Identify the lines bearing the string "JSON" and gather them.

A run of records:
start
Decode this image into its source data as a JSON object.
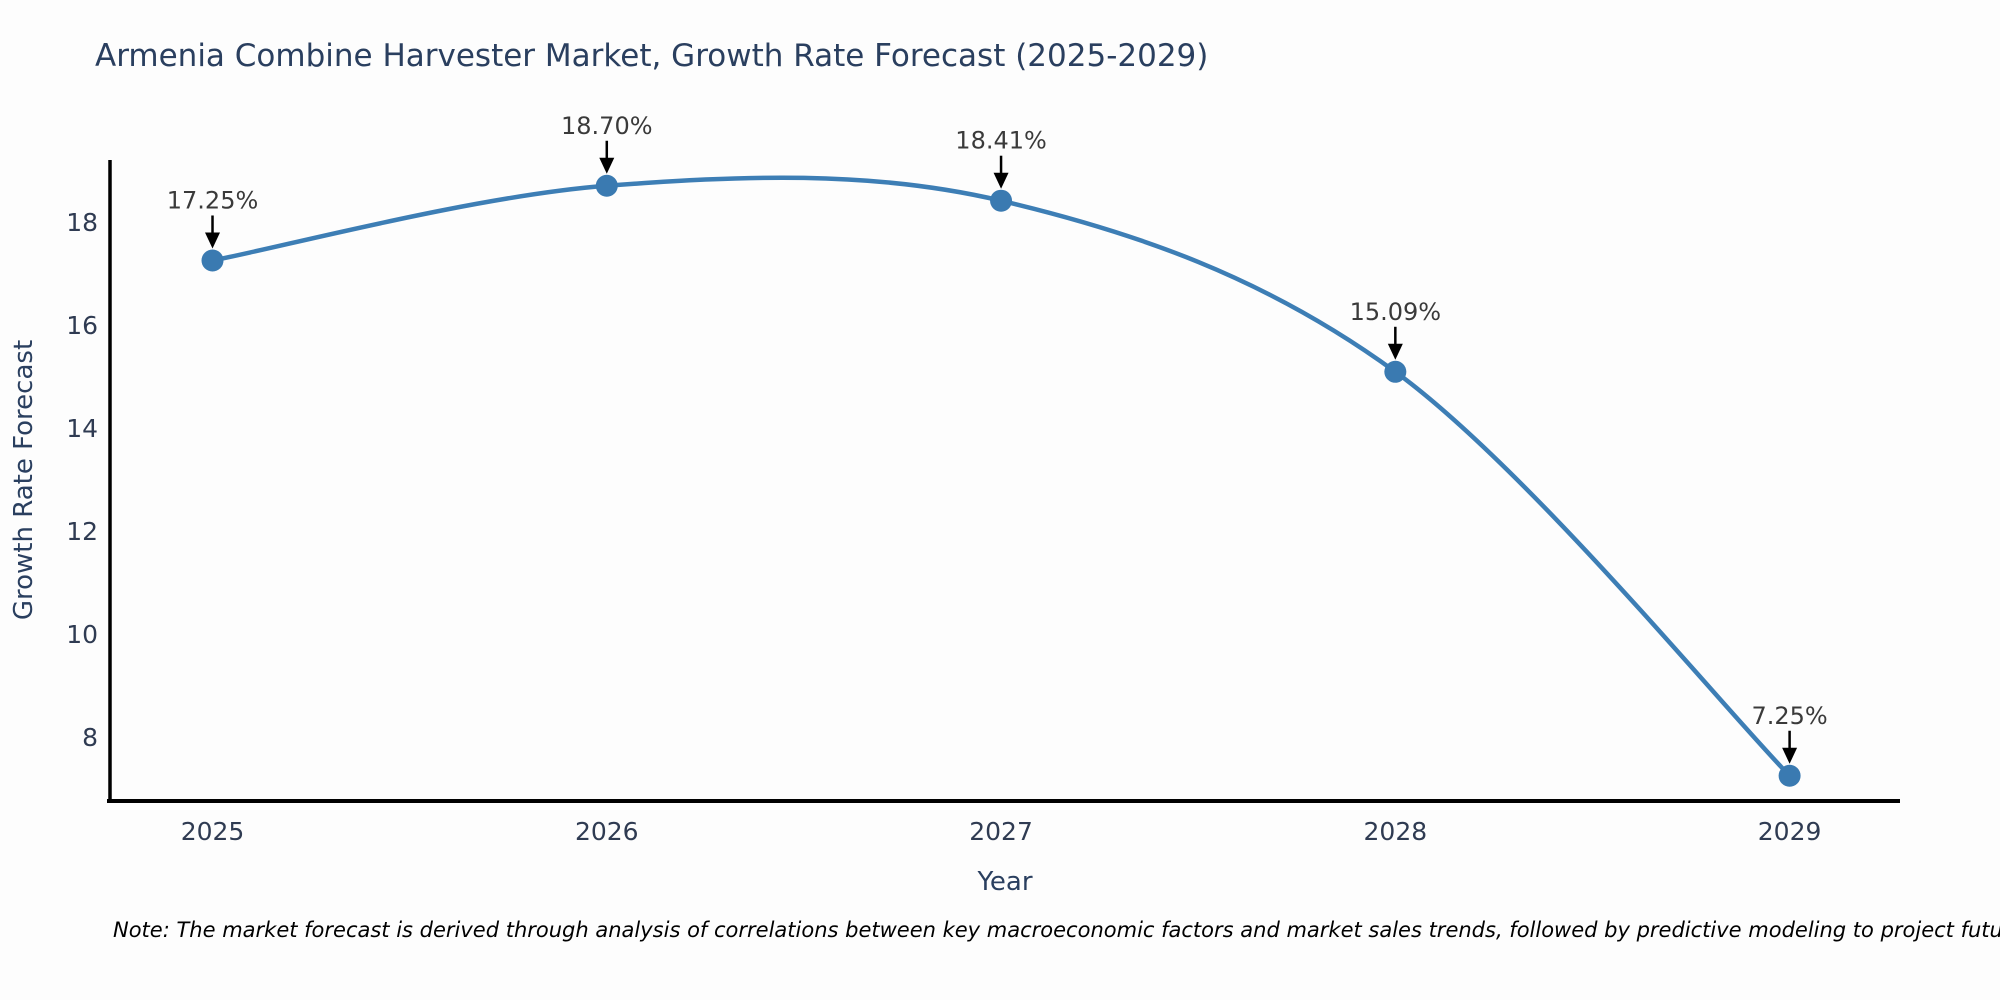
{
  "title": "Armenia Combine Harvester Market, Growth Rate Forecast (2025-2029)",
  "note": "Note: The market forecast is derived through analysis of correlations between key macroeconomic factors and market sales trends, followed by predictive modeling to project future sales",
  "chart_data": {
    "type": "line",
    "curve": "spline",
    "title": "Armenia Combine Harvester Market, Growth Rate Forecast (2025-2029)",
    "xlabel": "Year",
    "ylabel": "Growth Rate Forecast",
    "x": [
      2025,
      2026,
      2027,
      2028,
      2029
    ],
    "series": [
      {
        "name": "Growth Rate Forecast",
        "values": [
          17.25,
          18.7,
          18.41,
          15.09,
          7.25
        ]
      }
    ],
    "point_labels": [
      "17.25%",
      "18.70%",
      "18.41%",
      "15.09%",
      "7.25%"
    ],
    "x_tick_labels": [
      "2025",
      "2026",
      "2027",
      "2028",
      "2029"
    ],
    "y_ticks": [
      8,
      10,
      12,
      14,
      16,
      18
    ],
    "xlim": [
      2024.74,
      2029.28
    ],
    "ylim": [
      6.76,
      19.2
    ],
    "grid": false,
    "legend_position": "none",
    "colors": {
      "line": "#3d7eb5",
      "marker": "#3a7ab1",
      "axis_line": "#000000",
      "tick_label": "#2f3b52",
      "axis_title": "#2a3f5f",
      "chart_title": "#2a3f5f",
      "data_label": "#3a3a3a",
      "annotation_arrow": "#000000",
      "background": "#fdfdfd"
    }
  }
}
end
start
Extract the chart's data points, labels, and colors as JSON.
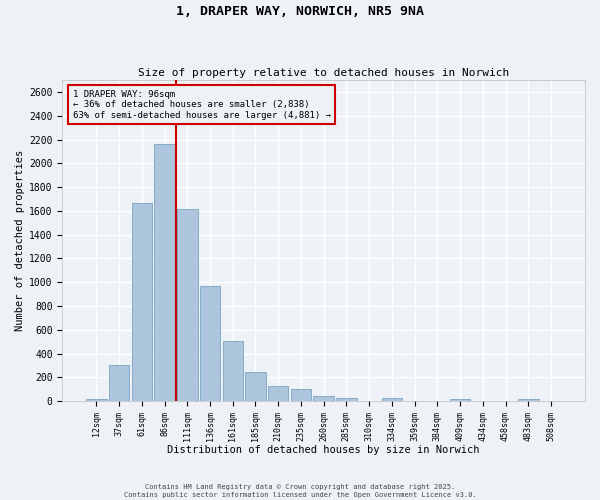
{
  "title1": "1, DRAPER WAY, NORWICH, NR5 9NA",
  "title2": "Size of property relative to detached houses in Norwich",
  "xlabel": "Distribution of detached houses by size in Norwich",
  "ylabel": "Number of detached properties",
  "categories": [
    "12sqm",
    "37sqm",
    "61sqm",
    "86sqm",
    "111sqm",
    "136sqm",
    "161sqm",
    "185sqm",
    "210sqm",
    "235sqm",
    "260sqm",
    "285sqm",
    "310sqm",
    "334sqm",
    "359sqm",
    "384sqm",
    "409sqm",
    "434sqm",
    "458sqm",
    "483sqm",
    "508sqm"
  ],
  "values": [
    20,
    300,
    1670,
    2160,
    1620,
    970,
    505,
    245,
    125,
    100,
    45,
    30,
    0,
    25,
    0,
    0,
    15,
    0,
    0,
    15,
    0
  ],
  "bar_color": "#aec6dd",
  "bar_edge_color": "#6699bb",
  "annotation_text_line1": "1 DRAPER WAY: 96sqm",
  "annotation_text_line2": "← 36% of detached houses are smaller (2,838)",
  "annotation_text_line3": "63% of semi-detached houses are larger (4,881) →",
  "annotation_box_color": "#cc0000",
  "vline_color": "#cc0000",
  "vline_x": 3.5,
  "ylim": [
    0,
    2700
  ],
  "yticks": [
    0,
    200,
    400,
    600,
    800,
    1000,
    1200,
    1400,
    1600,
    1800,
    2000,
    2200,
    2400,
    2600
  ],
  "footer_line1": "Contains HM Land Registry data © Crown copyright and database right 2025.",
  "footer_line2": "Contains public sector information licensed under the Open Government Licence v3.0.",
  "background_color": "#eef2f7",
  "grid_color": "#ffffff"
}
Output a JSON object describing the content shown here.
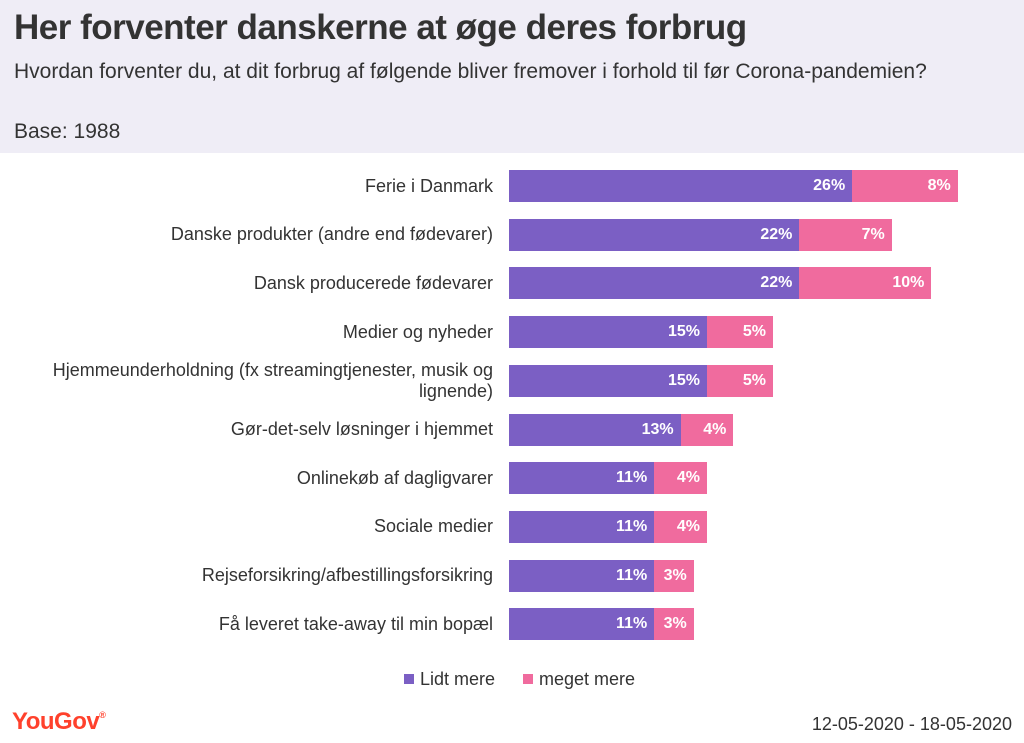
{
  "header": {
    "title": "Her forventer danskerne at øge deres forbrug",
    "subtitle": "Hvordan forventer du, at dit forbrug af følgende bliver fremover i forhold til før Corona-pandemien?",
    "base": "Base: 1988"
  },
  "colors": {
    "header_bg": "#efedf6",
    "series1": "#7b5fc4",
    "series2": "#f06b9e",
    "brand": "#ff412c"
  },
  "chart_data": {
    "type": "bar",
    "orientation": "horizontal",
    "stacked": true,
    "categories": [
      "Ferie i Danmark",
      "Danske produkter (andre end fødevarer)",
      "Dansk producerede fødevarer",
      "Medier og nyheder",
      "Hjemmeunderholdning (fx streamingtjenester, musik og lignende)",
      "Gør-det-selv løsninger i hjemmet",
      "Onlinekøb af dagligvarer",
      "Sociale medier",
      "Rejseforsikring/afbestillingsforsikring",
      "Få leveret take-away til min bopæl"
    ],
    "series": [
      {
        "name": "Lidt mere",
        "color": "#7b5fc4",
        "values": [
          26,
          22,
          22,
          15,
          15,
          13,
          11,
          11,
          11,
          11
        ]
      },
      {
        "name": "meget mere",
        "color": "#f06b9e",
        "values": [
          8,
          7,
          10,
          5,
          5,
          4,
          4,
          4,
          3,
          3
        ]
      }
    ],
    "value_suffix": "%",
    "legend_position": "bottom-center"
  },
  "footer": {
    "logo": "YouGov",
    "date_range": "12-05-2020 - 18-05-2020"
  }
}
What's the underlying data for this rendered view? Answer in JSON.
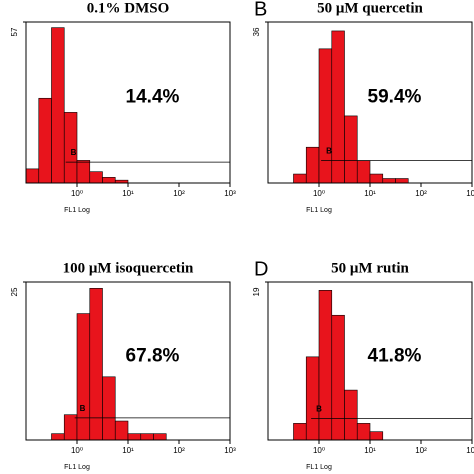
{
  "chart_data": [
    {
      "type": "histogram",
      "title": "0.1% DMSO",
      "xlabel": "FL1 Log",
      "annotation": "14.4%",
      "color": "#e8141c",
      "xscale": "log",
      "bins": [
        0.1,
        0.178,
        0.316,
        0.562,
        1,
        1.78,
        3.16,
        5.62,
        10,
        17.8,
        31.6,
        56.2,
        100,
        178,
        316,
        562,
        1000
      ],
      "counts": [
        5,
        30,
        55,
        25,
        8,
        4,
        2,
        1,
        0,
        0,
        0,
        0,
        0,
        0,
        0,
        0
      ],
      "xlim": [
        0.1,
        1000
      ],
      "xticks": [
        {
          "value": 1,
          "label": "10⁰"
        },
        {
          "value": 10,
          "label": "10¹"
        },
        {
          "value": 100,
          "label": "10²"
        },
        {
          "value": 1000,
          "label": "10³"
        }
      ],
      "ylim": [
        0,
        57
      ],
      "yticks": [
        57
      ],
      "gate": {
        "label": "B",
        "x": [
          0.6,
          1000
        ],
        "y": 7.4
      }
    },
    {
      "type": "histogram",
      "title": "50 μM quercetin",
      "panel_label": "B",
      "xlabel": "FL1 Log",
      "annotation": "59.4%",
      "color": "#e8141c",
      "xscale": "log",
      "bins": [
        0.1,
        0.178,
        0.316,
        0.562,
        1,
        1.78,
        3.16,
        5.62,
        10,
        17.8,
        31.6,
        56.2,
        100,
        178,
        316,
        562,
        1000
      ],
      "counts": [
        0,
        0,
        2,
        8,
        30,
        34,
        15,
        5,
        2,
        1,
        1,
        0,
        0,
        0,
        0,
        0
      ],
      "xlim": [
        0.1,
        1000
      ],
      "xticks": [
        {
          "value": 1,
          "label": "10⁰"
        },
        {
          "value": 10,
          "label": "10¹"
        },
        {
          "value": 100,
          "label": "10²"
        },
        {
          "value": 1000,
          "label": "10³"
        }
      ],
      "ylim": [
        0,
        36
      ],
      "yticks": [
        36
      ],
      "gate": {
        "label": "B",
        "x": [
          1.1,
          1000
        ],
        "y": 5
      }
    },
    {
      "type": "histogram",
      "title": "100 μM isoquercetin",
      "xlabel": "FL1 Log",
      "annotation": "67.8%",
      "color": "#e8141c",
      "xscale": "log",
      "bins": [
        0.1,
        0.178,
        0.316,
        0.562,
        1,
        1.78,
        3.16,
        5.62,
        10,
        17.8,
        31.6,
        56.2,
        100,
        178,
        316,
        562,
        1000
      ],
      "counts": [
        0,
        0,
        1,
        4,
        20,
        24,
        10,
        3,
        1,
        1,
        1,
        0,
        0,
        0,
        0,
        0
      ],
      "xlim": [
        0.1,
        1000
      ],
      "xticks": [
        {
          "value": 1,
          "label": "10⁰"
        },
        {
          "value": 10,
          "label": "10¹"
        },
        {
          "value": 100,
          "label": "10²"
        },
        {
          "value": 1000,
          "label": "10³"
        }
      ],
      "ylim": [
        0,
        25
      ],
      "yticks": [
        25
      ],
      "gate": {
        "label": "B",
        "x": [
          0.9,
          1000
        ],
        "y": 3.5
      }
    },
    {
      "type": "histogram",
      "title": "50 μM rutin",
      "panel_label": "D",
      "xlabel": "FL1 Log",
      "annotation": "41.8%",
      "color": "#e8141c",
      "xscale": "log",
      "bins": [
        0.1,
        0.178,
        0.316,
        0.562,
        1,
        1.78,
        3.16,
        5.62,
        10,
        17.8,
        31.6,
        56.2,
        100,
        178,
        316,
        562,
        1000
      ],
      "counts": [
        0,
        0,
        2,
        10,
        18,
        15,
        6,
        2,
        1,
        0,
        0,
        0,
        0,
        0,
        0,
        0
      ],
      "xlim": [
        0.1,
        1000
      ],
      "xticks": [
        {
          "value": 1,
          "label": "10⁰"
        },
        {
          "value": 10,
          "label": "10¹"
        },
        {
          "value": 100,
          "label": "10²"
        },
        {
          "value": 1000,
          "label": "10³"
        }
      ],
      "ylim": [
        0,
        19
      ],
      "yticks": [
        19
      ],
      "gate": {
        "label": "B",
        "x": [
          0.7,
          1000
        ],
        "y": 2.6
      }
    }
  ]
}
end
● **Written reply**:
Decode this image into its source data as a JSON object.
Extract the chart's data points, labels, and colors as JSON.
Output a JSON object describing the content shown here.
What's the underlying data for this rendered view? Answer in JSON.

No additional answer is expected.